(Records excerpted from a collection)
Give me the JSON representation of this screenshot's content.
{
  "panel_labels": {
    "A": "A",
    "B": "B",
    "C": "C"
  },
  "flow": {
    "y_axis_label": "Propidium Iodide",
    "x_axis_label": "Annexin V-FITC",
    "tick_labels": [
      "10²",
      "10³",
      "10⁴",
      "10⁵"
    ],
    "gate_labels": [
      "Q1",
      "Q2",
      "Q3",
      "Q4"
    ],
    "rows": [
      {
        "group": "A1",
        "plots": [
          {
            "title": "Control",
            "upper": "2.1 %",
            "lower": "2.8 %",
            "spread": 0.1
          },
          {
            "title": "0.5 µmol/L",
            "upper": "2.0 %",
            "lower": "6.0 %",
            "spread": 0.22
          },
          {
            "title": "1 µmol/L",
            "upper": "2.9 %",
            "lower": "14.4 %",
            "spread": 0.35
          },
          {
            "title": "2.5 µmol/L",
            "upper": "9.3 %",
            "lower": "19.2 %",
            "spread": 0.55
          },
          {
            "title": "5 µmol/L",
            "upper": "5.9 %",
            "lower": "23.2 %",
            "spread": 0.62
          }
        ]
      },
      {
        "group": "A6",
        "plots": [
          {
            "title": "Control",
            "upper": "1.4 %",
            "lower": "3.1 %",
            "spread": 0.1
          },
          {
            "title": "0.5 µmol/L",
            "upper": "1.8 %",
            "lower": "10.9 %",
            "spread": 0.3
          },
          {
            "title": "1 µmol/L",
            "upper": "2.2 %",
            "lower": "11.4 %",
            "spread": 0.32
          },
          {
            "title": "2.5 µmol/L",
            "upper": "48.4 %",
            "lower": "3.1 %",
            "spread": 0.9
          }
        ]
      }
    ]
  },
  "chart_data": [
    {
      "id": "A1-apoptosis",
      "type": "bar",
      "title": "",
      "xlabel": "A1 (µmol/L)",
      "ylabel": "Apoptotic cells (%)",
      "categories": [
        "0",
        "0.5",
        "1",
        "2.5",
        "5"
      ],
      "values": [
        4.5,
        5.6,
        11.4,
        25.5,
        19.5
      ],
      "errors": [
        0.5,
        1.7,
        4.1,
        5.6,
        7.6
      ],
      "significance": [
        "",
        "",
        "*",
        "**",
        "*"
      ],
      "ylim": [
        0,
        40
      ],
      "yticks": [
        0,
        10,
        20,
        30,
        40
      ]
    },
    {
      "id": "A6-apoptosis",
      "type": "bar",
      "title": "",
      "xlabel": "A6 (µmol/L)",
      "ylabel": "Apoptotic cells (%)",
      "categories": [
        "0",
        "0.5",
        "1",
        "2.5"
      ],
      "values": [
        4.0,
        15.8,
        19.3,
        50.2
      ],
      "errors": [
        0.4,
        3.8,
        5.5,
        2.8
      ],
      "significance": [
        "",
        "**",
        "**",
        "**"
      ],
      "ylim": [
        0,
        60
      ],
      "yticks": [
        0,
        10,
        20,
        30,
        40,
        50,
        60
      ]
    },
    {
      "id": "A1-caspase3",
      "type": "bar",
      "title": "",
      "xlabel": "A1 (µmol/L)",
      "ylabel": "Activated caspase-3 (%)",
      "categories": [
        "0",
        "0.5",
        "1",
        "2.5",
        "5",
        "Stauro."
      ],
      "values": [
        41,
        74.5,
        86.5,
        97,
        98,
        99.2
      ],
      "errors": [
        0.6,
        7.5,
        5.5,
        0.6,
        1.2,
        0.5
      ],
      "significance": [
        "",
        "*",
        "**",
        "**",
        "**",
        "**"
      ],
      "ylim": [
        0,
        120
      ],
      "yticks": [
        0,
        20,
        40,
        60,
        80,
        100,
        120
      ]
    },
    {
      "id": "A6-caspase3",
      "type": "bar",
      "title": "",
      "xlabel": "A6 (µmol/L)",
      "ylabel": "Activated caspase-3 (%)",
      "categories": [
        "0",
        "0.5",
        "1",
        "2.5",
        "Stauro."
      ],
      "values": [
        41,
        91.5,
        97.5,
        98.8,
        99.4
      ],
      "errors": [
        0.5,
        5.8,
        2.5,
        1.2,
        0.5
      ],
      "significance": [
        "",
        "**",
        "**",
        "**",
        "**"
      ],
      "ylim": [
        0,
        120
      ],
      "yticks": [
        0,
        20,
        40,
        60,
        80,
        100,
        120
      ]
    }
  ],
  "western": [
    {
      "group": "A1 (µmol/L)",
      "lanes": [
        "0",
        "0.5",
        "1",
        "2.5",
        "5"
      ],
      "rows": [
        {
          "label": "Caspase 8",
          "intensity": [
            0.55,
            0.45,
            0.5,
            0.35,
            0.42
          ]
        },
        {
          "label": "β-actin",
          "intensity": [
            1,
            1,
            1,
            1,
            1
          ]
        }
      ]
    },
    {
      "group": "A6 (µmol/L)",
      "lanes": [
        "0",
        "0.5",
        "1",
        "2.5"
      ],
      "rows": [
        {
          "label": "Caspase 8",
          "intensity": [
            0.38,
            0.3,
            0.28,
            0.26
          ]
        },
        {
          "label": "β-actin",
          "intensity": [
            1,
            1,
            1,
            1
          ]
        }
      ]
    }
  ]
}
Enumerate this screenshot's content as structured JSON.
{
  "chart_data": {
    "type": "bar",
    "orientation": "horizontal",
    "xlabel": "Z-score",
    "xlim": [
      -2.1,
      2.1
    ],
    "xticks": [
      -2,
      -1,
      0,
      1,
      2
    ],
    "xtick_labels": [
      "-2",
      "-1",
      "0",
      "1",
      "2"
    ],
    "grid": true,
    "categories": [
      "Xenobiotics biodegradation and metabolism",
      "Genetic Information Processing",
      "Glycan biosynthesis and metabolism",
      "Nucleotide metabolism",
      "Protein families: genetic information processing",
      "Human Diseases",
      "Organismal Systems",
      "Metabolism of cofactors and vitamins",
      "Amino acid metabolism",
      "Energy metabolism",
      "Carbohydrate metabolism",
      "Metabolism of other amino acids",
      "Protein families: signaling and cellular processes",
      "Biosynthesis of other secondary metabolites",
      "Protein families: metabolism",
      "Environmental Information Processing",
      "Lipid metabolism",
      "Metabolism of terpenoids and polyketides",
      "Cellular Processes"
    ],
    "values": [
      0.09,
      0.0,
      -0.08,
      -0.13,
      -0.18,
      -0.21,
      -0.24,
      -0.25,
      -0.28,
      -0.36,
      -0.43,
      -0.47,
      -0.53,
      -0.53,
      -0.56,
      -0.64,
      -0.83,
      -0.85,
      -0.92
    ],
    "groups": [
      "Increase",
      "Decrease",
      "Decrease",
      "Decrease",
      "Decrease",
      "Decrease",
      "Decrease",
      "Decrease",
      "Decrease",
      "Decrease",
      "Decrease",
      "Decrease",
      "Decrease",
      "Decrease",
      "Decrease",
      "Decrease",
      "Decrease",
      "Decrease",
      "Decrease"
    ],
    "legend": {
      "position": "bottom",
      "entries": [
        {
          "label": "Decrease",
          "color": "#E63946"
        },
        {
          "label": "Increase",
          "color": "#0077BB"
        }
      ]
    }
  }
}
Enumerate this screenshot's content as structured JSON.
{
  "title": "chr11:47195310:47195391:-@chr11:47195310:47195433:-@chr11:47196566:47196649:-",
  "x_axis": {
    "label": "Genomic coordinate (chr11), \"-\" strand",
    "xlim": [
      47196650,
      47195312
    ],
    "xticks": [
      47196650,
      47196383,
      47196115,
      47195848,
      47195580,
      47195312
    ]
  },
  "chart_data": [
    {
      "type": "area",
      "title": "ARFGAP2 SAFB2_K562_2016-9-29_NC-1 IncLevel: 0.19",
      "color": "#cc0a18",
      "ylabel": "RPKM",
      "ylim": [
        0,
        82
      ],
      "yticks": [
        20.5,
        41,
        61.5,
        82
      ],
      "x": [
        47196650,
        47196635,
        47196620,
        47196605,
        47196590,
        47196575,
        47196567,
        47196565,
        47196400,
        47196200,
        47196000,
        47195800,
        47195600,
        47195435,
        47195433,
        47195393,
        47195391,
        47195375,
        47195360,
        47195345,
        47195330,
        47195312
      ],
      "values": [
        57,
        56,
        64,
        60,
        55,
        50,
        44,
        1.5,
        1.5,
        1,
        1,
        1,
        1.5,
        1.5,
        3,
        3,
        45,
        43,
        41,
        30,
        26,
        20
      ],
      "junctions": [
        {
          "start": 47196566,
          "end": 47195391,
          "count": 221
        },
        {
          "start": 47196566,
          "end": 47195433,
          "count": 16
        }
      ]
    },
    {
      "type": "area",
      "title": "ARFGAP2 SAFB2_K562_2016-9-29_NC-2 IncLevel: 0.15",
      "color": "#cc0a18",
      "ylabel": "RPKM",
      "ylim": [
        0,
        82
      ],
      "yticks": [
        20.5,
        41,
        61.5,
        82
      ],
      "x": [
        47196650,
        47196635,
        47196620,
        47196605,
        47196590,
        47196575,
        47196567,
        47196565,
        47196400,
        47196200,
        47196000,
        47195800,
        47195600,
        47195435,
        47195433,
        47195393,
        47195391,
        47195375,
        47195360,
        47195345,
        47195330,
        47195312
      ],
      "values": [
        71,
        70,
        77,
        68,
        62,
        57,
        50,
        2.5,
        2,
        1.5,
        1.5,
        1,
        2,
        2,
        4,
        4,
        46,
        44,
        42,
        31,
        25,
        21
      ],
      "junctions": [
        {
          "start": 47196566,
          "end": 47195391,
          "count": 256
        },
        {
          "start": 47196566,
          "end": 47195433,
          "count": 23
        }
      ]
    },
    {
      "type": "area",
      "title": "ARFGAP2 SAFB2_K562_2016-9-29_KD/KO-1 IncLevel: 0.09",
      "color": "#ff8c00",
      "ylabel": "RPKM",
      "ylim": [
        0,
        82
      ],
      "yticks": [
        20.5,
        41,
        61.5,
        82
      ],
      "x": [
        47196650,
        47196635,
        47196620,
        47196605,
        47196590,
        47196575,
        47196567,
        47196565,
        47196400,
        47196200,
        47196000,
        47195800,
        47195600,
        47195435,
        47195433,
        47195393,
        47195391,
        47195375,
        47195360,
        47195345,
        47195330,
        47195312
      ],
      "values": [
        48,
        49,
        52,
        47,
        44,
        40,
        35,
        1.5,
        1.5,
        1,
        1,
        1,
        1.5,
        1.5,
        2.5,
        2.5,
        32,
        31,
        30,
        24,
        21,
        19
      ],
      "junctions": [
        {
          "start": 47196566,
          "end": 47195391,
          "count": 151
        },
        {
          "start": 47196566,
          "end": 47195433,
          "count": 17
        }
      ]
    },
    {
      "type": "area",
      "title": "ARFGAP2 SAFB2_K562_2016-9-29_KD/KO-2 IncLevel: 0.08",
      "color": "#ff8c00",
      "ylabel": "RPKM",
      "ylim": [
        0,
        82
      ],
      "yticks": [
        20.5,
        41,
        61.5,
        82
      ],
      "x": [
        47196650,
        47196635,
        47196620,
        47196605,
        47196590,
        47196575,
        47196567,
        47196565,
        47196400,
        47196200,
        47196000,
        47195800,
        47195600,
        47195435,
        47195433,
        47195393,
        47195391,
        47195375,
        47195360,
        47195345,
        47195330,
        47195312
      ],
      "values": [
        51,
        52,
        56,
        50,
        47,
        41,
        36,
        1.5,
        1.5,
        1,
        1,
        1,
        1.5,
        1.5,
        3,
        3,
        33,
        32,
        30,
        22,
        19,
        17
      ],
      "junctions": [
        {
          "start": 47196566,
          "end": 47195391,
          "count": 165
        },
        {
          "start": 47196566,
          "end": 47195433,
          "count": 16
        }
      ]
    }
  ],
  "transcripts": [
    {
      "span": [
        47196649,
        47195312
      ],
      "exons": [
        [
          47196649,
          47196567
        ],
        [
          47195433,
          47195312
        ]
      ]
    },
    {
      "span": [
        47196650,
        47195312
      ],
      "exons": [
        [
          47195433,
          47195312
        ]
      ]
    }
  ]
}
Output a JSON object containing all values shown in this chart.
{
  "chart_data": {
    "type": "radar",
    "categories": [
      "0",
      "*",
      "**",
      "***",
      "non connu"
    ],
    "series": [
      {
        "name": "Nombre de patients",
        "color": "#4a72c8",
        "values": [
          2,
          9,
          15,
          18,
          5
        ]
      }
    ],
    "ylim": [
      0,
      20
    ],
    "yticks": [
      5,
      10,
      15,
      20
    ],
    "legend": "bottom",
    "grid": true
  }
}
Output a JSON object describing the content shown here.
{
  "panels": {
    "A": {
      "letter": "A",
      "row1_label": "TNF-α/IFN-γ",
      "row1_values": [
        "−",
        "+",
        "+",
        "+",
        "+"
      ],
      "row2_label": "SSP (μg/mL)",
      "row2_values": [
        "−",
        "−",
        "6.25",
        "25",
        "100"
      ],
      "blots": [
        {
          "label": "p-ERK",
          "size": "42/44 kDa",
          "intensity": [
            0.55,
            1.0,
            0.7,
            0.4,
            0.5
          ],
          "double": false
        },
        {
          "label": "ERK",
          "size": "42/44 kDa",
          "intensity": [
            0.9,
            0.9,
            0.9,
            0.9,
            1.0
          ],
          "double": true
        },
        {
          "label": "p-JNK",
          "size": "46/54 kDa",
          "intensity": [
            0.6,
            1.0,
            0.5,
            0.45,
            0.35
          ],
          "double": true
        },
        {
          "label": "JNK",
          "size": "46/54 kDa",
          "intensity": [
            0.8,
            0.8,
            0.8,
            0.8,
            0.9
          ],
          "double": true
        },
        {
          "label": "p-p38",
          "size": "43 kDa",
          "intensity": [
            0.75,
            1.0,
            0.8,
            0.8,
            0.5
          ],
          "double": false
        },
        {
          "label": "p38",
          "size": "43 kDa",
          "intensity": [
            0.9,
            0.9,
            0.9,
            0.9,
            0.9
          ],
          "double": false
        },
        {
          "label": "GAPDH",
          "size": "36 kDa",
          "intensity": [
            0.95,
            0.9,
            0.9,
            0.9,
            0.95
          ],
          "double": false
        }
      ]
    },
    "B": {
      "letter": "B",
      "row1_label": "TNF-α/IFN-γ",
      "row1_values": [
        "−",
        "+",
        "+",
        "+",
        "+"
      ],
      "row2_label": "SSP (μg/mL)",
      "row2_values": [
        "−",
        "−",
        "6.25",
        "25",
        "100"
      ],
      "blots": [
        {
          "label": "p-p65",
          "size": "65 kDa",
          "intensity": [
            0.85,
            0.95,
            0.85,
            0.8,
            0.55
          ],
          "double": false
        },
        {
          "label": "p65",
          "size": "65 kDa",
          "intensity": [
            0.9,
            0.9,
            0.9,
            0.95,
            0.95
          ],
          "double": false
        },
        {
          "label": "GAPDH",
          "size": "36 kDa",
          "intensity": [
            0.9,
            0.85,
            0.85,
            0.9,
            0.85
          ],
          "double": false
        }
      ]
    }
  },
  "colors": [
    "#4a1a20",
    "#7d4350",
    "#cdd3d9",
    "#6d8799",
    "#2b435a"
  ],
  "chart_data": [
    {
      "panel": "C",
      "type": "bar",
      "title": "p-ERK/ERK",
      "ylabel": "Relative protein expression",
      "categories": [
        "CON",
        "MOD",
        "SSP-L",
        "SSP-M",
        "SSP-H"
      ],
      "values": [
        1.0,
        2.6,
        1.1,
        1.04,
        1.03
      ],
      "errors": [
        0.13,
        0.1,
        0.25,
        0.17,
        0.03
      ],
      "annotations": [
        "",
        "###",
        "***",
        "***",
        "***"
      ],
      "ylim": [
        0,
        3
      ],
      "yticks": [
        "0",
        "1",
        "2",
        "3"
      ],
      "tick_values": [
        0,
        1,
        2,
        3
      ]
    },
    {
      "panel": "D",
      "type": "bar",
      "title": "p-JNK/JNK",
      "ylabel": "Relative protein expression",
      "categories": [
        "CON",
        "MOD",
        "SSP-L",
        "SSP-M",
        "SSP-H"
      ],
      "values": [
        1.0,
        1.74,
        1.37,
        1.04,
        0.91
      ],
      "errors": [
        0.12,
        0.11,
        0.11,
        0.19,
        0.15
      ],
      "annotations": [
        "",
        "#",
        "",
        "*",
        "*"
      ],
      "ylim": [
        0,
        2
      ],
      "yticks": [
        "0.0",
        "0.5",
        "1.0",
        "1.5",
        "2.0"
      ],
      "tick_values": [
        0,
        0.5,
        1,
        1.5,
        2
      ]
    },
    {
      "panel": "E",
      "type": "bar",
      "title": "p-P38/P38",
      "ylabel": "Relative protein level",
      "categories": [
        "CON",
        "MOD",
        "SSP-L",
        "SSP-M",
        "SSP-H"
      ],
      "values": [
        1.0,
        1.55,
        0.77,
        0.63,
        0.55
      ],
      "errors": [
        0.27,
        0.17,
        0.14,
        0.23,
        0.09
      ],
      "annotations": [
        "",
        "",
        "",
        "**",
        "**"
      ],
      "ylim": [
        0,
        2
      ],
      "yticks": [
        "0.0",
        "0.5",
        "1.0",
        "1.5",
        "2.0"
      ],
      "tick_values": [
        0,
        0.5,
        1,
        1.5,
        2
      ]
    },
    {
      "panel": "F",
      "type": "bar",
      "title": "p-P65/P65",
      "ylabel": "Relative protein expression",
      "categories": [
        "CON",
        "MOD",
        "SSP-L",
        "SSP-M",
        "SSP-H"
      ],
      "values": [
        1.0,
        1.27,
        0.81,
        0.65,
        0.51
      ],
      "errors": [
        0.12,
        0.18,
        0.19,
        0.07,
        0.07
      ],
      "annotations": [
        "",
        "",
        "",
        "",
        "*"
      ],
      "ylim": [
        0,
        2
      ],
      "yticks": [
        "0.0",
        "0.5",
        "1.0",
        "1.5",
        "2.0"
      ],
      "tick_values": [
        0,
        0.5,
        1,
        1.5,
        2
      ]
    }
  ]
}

◆ Your goal ◆
In the records above, some lines hold the word "families". Say how many, and nothing more.

◆ Your solution ◆
3